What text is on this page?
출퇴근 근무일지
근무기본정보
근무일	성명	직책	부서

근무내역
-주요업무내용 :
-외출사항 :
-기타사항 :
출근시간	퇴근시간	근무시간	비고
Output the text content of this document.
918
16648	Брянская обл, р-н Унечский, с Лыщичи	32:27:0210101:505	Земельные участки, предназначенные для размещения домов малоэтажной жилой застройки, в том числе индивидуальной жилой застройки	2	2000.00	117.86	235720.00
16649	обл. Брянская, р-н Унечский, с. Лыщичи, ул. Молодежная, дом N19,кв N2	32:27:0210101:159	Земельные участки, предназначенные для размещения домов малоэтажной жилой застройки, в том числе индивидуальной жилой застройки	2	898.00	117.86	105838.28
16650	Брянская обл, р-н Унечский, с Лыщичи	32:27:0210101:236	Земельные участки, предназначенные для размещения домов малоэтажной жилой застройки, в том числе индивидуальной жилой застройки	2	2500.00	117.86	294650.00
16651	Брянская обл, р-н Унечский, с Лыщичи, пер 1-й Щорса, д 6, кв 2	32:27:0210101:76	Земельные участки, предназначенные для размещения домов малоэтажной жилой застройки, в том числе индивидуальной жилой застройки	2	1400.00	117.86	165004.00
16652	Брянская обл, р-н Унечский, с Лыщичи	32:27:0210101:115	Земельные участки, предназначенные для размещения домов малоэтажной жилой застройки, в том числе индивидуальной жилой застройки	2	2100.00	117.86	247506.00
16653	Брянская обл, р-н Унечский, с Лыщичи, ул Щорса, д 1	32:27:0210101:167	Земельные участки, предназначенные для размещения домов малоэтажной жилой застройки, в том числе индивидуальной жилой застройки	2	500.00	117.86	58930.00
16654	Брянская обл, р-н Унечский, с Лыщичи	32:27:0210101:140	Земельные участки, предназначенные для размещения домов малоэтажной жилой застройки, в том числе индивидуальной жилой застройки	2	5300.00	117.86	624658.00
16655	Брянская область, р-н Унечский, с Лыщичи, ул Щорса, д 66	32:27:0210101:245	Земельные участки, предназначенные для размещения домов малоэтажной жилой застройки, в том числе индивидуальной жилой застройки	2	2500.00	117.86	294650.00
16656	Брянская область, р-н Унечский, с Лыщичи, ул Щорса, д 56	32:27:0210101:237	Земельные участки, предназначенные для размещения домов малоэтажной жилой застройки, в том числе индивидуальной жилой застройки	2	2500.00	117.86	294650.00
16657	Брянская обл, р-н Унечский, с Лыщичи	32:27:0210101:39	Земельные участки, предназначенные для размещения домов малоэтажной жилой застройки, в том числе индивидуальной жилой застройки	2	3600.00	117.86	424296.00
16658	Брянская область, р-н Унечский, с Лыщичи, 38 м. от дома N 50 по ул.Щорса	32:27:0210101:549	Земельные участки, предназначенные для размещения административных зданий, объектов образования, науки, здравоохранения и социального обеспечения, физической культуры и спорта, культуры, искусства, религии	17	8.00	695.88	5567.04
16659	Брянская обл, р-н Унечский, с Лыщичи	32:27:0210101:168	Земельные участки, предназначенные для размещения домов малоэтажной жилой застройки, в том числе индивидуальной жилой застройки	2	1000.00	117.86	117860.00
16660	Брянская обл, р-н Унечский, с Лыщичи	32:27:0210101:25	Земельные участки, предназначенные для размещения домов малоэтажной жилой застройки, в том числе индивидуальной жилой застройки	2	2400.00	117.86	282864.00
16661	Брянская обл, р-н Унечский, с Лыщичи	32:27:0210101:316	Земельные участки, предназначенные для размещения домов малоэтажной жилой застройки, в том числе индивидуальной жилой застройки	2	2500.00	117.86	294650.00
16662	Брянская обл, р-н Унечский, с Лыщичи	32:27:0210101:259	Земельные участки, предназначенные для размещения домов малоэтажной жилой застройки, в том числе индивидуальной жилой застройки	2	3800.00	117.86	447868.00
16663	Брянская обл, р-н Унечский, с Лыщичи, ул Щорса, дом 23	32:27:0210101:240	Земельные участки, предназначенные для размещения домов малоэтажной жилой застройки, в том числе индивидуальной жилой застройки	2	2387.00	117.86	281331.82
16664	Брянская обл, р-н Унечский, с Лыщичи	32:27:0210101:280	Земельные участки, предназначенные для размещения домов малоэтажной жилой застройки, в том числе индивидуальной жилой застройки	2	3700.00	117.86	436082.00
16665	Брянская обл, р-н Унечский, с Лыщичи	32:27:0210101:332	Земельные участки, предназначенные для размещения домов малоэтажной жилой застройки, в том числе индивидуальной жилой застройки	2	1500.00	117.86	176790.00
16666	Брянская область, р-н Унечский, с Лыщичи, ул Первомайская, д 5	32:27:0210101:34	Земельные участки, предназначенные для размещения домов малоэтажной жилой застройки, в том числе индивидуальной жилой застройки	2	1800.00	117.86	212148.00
+ + + + +
**What needs to be done**: Write only the number of lines in the data above that include "this".

**Task solution**: 2